» **TASK GOAL**
Copy every line that mentions the word "Retention".

____

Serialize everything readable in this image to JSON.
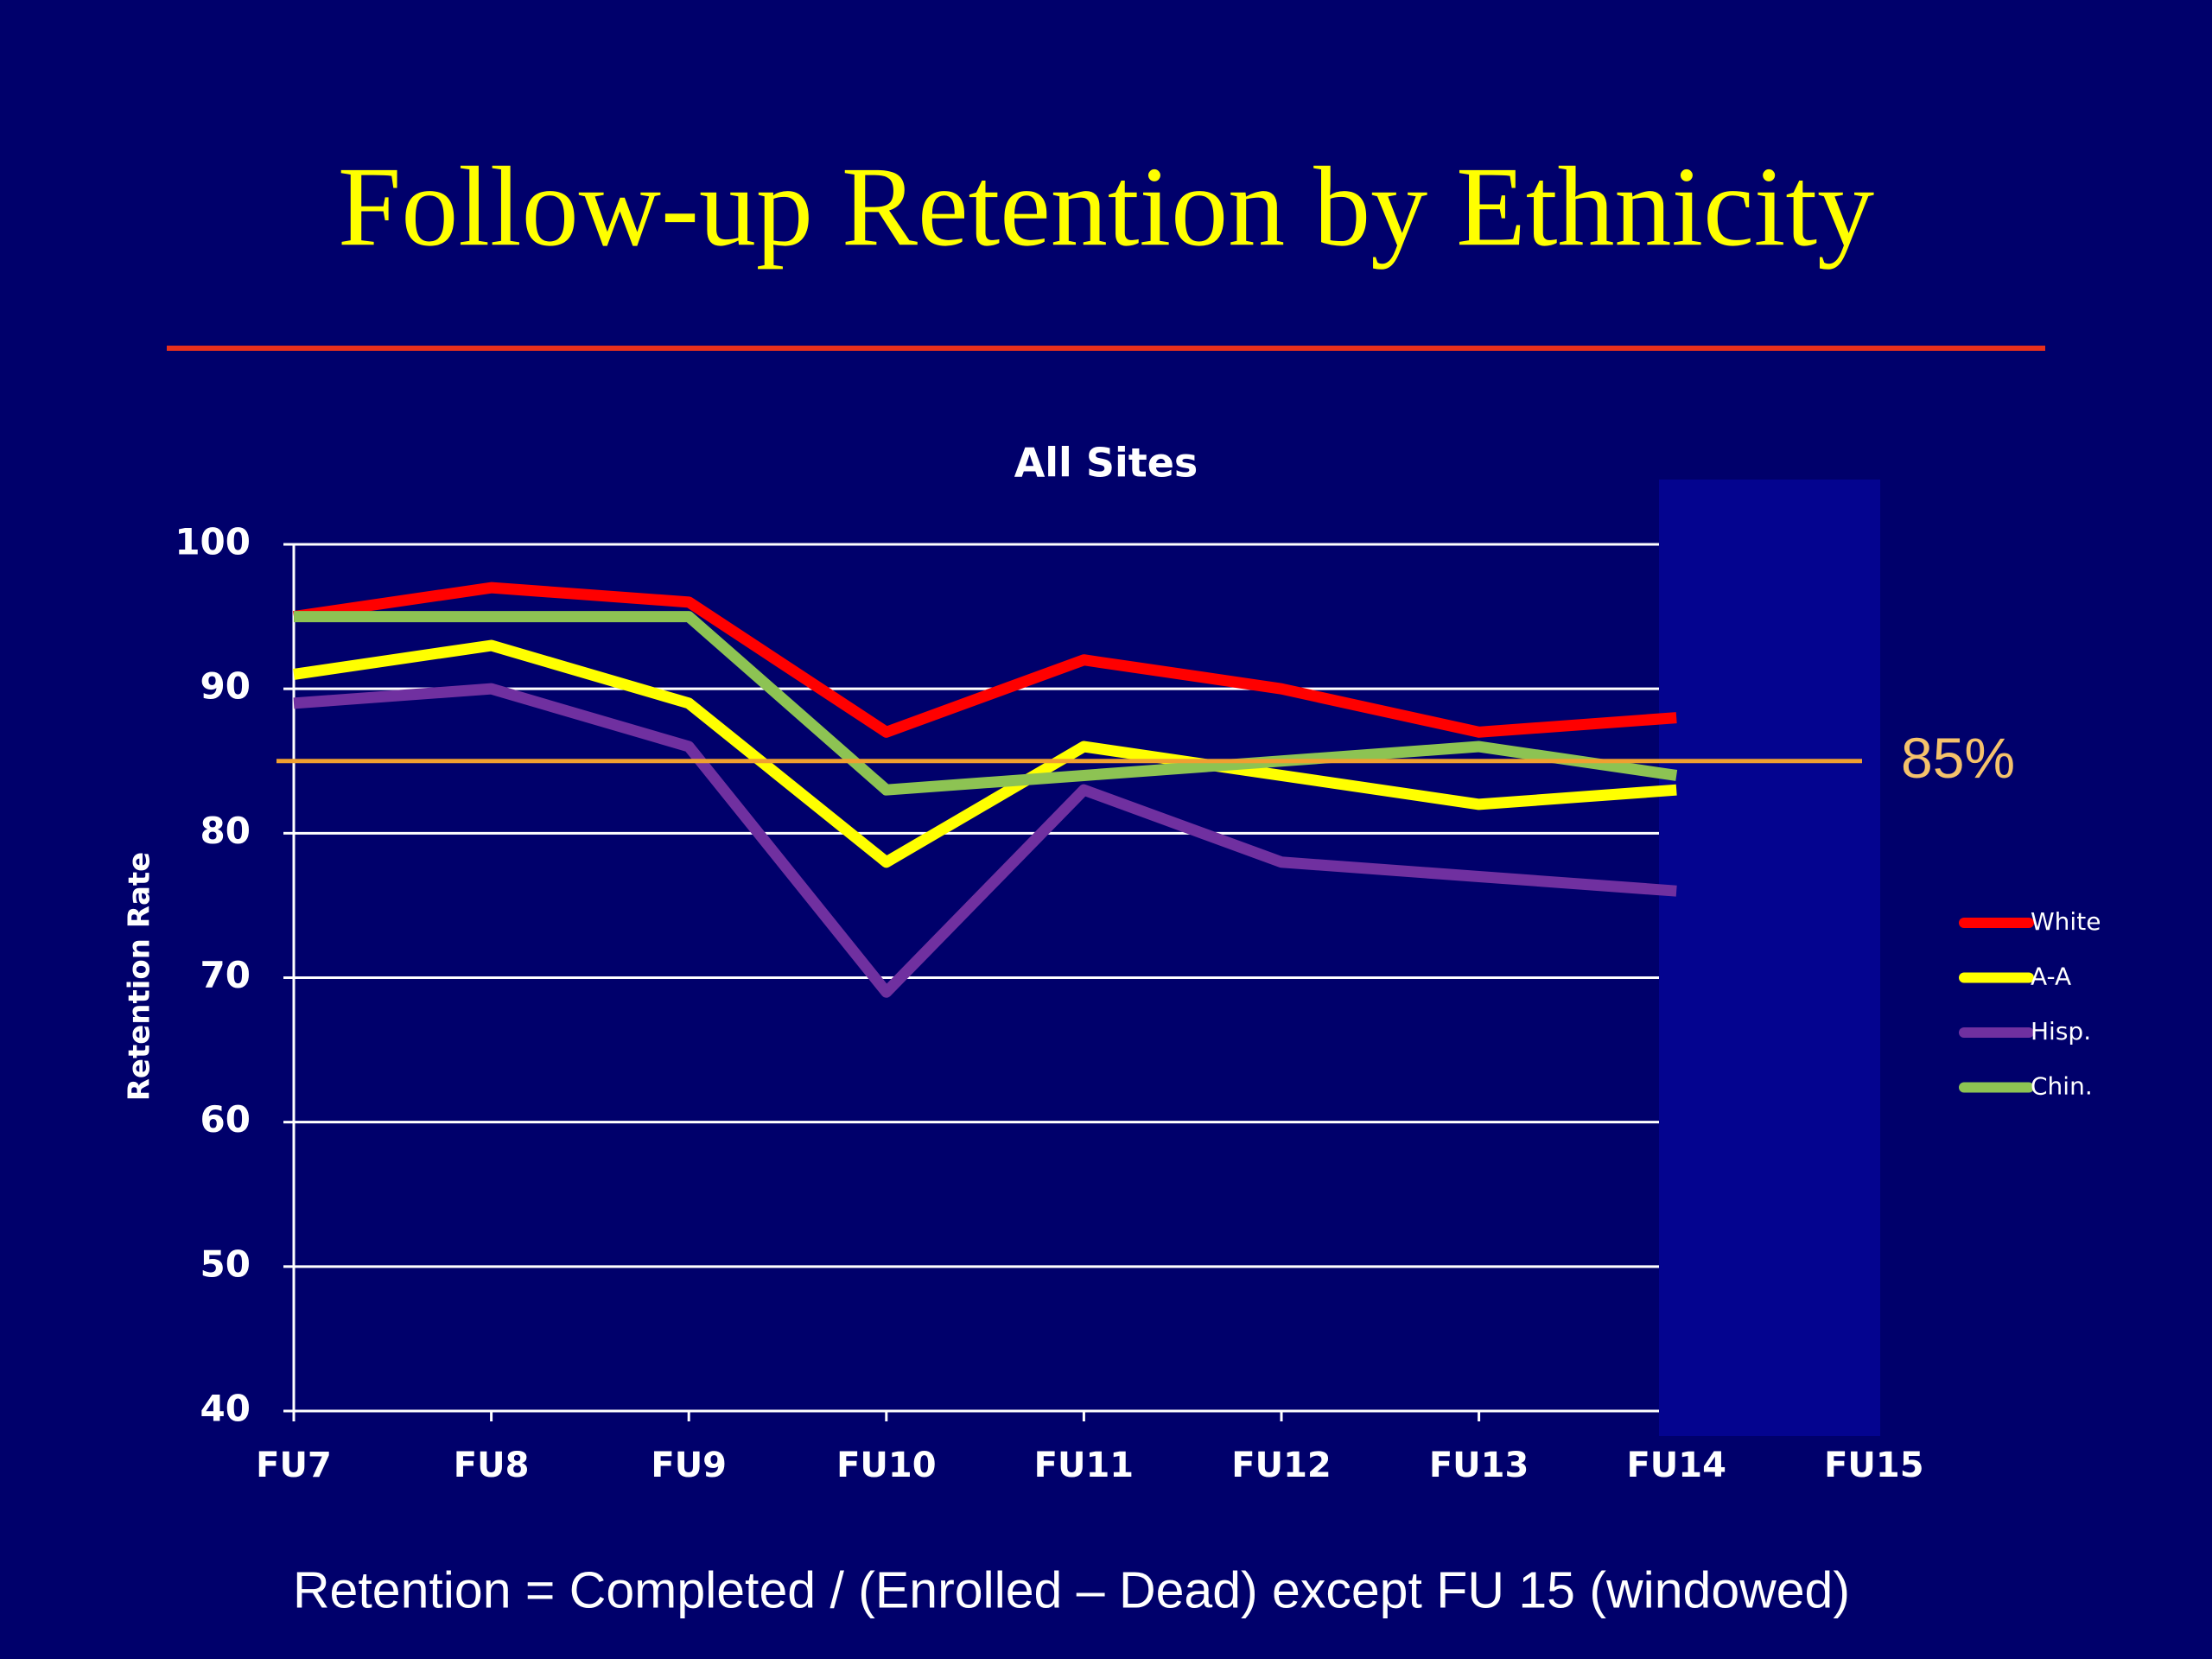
{
  "chart_data": {
    "type": "line",
    "title": "Follow-up Retention by Ethnicity",
    "subtitle": "All Sites",
    "y_label": "Retention Rate",
    "footnote": "Retention = Completed / (Enrolled – Dead) except FU 15 (windowed)",
    "categories": [
      "FU7",
      "FU8",
      "FU9",
      "FU10",
      "FU11",
      "FU12",
      "FU13",
      "FU14",
      "FU15"
    ],
    "series": [
      {
        "name": "White",
        "color": "#ff0000",
        "values": [
          95,
          97,
          96,
          87,
          92,
          90,
          87,
          88,
          null
        ]
      },
      {
        "name": "A-A",
        "color": "#ffff00",
        "values": [
          91,
          93,
          89,
          78,
          86,
          84,
          82,
          83,
          null
        ]
      },
      {
        "name": "Hisp.",
        "color": "#7030a0",
        "values": [
          89,
          90,
          86,
          69,
          83,
          78,
          77,
          76,
          null
        ]
      },
      {
        "name": "Chin.",
        "color": "#8dc353",
        "values": [
          95,
          95,
          95,
          83,
          84,
          85,
          86,
          84,
          null
        ]
      }
    ],
    "reference": {
      "value": 85,
      "label": "85%",
      "color": "#f0a030"
    },
    "ylim": [
      40,
      100
    ],
    "yticks": [
      40,
      50,
      60,
      70,
      80,
      90,
      100
    ],
    "grid": true,
    "legend": "right"
  }
}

____

» **THE REPLY**
    "title": "Follow-up Retention by Ethnicity",
    "y_label": "Retention Rate",
    "footnote": "Retention = Completed / (Enrolled – Dead) except FU 15 (windowed)",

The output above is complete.